*Written exercise*
Keep the images out and copy every entry below exactly.

----

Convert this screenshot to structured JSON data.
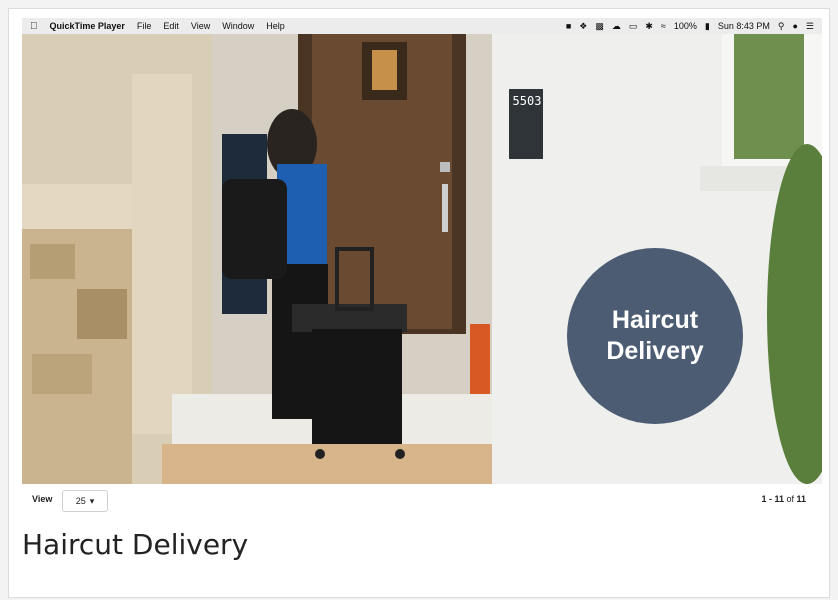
{
  "menubar": {
    "apple_icon": "apple-logo-icon",
    "app_name": "QuickTime Player",
    "menus": [
      "File",
      "Edit",
      "View",
      "Window",
      "Help"
    ],
    "battery": "100%",
    "clock": "Sun 8:43 PM"
  },
  "video": {
    "overlay_line1": "Haircut",
    "overlay_line2": "Delivery",
    "badge_color": "#4b5c73",
    "house_number": "5503"
  },
  "controls": {
    "view_label": "View",
    "per_page": "25",
    "pager_range": "1 - 11",
    "pager_of": " of ",
    "pager_total": "11"
  },
  "caption": "Haircut Delivery"
}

----

*Solution for this problem*
Convert this screenshot to structured JSON data.
{
  "menubar": {
    "apple_icon": "apple-logo-icon",
    "app_name": "QuickTime Player",
    "menus": [
      "File",
      "Edit",
      "View",
      "Window",
      "Help"
    ],
    "battery": "100%",
    "clock": "Sun 8:43 PM"
  },
  "video": {
    "overlay_line1": "Haircut",
    "overlay_line2": "Delivery",
    "badge_color": "#4b5c73",
    "house_number": "5503"
  },
  "controls": {
    "view_label": "View",
    "per_page": "25",
    "pager_range": "1 - 11",
    "pager_of": " of ",
    "pager_total": "11"
  },
  "caption": "Haircut Delivery"
}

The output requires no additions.